**Brief**
Identify and pull out each line of the entries in which "title" occurs.

**Saved data entries**
○ ○ ○ ○ ○ ○ ○

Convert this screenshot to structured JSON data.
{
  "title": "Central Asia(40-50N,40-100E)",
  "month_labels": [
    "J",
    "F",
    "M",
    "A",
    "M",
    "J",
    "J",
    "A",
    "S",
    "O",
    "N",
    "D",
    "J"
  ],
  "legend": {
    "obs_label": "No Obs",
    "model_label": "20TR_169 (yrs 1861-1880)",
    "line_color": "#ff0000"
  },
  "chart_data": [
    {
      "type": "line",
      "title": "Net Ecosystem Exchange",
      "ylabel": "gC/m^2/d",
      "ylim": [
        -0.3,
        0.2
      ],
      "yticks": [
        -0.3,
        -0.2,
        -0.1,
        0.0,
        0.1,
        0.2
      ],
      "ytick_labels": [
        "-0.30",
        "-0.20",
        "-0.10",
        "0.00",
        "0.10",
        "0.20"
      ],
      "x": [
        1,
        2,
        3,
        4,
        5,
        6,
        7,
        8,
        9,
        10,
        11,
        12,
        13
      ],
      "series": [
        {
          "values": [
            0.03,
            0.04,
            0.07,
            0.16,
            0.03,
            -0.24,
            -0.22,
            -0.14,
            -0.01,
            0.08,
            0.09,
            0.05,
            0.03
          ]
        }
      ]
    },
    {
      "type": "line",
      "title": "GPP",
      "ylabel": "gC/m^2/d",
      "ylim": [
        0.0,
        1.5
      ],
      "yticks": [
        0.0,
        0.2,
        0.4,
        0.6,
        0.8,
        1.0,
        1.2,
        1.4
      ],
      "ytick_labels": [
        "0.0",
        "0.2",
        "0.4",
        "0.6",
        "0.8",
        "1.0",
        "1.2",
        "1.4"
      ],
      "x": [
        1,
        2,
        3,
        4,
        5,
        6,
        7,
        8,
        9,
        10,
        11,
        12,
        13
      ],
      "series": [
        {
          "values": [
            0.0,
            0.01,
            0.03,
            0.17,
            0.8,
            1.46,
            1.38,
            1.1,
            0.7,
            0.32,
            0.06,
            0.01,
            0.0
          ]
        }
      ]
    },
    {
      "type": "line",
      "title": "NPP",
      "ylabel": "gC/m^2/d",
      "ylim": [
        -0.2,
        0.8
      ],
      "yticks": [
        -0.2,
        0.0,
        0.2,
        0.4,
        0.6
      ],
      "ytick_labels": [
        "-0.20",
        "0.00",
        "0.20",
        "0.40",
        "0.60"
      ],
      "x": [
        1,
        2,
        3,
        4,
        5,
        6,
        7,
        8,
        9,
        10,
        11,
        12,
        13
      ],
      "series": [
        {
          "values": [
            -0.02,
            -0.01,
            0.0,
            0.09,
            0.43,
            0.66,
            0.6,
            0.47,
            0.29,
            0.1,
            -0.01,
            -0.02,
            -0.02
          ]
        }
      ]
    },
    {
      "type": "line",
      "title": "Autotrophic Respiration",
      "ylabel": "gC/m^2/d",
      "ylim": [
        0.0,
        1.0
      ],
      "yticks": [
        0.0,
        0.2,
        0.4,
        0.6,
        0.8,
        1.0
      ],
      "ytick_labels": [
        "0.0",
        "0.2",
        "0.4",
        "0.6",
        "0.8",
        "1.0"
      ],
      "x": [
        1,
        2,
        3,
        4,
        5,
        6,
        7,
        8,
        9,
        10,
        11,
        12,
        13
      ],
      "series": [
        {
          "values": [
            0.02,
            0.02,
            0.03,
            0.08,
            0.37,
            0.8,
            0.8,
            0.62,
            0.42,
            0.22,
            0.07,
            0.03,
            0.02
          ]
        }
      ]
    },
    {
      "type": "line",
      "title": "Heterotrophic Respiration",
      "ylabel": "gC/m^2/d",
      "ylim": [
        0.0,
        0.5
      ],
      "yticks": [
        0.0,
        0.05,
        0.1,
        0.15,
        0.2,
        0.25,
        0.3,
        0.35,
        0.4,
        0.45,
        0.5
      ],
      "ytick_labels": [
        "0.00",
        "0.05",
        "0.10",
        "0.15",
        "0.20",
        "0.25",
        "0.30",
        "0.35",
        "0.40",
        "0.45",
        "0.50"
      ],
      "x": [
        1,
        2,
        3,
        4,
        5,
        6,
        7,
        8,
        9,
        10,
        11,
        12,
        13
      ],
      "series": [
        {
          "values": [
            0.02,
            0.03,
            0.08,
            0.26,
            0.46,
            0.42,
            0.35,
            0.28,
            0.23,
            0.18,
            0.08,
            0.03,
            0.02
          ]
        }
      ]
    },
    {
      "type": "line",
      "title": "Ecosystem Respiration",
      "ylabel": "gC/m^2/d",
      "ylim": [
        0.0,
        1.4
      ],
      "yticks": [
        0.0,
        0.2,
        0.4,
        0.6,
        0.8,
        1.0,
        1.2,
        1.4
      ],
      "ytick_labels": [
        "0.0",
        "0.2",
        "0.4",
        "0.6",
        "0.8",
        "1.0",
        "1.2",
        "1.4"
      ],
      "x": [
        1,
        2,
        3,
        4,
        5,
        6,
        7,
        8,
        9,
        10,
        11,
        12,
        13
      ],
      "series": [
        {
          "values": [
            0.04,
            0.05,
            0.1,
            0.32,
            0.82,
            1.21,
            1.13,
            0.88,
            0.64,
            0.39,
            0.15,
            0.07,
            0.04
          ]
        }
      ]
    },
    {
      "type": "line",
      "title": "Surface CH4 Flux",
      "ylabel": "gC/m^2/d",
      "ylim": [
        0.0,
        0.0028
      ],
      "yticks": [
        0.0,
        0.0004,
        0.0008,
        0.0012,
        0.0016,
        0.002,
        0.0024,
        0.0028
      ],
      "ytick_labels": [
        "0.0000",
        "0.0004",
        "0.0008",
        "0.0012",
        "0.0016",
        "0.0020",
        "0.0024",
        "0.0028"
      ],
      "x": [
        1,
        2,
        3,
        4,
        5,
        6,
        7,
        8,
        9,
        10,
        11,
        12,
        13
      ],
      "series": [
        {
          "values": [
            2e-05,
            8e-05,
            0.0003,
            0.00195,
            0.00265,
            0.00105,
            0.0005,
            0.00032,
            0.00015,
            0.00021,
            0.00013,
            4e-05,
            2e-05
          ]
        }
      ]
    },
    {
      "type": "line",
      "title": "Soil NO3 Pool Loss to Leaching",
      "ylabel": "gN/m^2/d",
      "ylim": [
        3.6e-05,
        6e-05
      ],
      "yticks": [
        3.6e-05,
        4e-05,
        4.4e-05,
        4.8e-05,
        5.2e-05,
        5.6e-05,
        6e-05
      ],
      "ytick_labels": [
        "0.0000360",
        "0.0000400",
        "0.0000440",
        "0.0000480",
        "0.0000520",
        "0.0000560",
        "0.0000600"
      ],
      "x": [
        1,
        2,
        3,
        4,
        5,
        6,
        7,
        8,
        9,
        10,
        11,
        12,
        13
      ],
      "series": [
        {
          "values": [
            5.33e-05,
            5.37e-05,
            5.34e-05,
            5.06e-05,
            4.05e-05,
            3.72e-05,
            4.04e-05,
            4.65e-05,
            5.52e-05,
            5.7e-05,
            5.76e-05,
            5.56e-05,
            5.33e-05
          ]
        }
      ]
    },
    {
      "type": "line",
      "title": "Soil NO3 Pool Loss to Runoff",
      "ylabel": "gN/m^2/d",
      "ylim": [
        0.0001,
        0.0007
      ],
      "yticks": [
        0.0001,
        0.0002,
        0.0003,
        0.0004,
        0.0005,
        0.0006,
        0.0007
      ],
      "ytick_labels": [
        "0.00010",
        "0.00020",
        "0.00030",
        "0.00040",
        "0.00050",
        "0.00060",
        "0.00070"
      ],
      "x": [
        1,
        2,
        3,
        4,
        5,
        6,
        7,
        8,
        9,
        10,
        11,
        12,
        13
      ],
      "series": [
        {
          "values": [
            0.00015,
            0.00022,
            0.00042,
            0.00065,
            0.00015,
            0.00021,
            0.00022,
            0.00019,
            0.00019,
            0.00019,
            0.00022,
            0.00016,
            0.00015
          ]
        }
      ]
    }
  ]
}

○ ○ ○ ○ ○ ○ ○

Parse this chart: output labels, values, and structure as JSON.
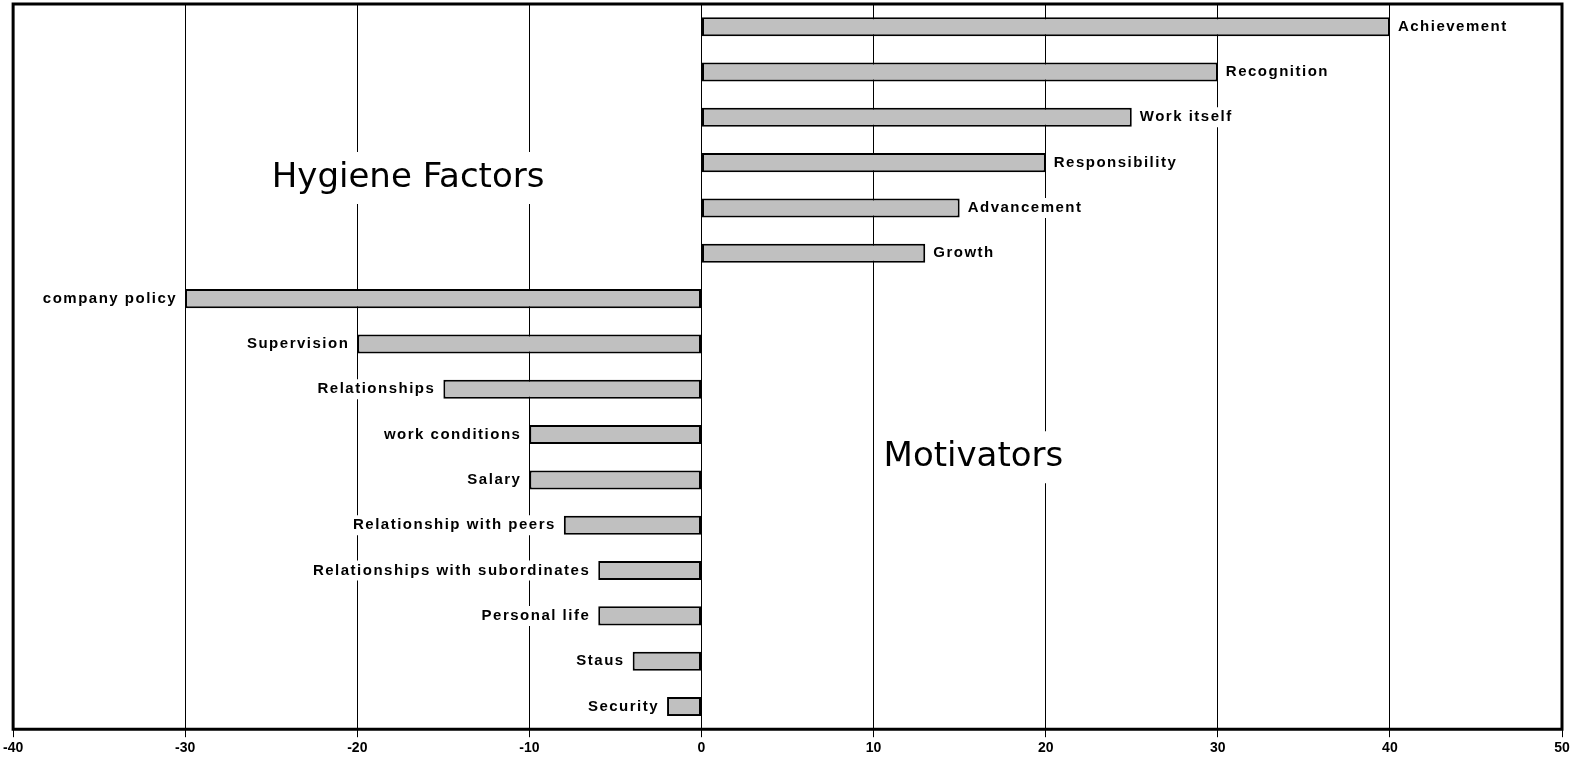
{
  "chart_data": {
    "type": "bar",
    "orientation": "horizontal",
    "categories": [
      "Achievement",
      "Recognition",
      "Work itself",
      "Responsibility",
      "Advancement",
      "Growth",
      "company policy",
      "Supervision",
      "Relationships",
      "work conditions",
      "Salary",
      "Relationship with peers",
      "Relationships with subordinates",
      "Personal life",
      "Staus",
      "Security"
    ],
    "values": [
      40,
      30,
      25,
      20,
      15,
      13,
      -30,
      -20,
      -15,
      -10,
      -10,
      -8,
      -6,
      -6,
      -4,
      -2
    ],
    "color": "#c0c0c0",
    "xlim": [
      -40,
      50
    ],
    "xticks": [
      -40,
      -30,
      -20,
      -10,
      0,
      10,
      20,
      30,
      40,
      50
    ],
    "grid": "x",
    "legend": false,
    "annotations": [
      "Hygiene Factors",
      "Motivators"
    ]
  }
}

○ ○ ○ ○ ○ ○ ○

**Expected output**
  "title": "Central Asia(40-50N,40-100E)",
      "title": "Net Ecosystem Exchange",
      "title": "GPP",
      "title": "NPP",
      "title": "Autotrophic Respiration",
      "title": "Heterotrophic Respiration",
      "title": "Ecosystem Respiration",
      "title": "Surface CH4 Flux",
      "title": "Soil NO3 Pool Loss to Leaching",
      "title": "Soil NO3 Pool Loss to Runoff",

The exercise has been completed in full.